--- begin DATA SHOWN ---

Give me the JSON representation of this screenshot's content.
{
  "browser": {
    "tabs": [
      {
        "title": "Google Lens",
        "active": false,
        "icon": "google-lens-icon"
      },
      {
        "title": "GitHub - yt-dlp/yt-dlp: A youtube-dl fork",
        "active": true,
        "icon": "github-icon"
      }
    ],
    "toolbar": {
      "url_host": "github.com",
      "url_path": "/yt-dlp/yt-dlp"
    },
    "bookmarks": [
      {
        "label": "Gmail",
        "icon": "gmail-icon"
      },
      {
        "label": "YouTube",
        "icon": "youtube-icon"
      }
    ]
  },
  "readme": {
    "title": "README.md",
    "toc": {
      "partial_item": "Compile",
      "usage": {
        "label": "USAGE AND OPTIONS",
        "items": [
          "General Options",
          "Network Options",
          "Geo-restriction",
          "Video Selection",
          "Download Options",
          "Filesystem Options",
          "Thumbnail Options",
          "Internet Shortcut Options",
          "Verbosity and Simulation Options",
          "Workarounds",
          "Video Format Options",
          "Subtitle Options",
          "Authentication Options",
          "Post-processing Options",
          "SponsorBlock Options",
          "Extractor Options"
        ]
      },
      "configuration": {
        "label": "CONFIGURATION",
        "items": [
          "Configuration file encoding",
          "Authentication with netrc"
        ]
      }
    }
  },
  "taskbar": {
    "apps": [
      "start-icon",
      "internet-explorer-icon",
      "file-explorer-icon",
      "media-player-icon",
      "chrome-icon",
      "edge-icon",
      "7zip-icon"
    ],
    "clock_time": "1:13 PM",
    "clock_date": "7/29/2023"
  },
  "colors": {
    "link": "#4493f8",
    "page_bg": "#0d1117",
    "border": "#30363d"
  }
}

--- end DATA SHOWN ---

#### INSTRUCTIONS TO FOLLOW:
Output the records above in their entirety, exactly.

#### WRITTEN RESPONSE:
Give me the JSON representation of this screenshot's content.
{
  "browser": {
    "tabs": [
      {
        "title": "Google Lens",
        "active": false,
        "icon": "google-lens-icon"
      },
      {
        "title": "GitHub - yt-dlp/yt-dlp: A youtube-dl fork",
        "active": true,
        "icon": "github-icon"
      }
    ],
    "toolbar": {
      "url_host": "github.com",
      "url_path": "/yt-dlp/yt-dlp"
    },
    "bookmarks": [
      {
        "label": "Gmail",
        "icon": "gmail-icon"
      },
      {
        "label": "YouTube",
        "icon": "youtube-icon"
      }
    ]
  },
  "readme": {
    "title": "README.md",
    "toc": {
      "partial_item": "Compile",
      "usage": {
        "label": "USAGE AND OPTIONS",
        "items": [
          "General Options",
          "Network Options",
          "Geo-restriction",
          "Video Selection",
          "Download Options",
          "Filesystem Options",
          "Thumbnail Options",
          "Internet Shortcut Options",
          "Verbosity and Simulation Options",
          "Workarounds",
          "Video Format Options",
          "Subtitle Options",
          "Authentication Options",
          "Post-processing Options",
          "SponsorBlock Options",
          "Extractor Options"
        ]
      },
      "configuration": {
        "label": "CONFIGURATION",
        "items": [
          "Configuration file encoding",
          "Authentication with netrc"
        ]
      }
    }
  },
  "taskbar": {
    "apps": [
      "start-icon",
      "internet-explorer-icon",
      "file-explorer-icon",
      "media-player-icon",
      "chrome-icon",
      "edge-icon",
      "7zip-icon"
    ],
    "clock_time": "1:13 PM",
    "clock_date": "7/29/2023"
  },
  "colors": {
    "link": "#4493f8",
    "page_bg": "#0d1117",
    "border": "#30363d"
  }
}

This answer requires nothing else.